Return only the number of lines holding the word "Filesize".

--- Given entries ---

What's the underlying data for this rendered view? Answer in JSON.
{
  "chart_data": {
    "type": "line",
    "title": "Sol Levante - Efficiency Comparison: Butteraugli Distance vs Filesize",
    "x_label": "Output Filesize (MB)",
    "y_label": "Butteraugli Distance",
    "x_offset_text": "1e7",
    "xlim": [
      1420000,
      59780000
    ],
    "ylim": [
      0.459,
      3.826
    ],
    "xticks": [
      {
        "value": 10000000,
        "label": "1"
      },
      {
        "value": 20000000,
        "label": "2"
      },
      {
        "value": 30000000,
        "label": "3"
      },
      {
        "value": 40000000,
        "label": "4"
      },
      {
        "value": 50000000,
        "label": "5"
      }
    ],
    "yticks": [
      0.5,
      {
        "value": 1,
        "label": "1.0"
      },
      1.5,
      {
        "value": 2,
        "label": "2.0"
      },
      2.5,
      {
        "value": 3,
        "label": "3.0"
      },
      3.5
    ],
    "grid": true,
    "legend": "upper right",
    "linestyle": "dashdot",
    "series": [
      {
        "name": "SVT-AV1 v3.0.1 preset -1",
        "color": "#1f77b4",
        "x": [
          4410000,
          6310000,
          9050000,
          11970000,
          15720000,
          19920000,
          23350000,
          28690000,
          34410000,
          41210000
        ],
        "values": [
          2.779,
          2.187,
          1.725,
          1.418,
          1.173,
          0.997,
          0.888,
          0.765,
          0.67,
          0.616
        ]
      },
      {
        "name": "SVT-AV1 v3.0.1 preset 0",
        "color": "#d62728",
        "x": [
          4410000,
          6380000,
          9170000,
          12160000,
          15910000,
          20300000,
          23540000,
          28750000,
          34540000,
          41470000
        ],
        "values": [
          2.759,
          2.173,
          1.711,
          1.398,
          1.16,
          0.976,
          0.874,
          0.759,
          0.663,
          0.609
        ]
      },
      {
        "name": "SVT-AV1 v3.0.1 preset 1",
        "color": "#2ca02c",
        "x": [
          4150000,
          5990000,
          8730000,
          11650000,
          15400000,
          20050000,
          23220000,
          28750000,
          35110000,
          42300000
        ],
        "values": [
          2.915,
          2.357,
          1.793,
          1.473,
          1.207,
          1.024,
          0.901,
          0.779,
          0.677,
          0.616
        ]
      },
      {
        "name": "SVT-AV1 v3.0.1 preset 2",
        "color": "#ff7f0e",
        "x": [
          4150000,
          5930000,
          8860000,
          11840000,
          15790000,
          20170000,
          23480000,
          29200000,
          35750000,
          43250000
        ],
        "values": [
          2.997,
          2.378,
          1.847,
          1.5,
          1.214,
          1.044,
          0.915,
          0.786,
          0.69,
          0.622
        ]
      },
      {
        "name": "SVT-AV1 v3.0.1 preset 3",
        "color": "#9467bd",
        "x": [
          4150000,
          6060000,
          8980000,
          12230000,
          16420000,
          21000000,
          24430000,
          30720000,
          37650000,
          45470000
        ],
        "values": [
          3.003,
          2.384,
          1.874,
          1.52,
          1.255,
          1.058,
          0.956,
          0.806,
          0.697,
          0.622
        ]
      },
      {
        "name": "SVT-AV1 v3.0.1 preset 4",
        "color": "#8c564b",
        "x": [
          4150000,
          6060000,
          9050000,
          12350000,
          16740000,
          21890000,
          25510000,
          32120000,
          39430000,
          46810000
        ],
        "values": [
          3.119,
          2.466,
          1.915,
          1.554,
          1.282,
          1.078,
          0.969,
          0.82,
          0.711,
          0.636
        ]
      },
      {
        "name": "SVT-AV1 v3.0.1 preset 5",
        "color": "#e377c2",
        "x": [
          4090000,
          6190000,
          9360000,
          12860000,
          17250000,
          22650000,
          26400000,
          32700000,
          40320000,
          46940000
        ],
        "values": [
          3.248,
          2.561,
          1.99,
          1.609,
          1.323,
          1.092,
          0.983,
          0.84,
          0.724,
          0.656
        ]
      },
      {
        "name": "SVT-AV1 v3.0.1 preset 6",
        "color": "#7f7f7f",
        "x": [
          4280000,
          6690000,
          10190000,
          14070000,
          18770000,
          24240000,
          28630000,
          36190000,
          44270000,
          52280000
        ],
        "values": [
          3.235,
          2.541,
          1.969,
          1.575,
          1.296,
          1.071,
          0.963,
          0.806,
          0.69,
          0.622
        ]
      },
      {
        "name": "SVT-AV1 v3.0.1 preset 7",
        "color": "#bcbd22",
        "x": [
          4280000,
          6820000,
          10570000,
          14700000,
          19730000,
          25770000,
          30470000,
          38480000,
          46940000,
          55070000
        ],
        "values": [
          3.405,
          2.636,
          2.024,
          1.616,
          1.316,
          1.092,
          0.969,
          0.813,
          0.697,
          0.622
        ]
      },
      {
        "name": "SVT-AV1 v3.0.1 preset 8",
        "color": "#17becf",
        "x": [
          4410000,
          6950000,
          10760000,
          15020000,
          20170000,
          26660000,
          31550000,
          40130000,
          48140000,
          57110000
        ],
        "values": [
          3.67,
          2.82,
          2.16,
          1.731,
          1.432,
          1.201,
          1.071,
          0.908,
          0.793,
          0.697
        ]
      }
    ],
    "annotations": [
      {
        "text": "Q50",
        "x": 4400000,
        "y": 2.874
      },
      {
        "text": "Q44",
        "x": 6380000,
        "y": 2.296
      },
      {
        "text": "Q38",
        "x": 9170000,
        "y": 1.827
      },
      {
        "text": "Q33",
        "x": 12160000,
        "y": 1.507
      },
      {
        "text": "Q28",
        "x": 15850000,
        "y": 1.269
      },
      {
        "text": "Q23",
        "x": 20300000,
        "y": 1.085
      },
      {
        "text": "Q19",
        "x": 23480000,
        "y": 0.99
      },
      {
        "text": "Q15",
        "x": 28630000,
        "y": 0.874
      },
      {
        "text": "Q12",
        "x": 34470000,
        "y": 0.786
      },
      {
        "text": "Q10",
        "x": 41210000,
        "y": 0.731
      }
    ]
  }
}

---

- Answer to the problem
2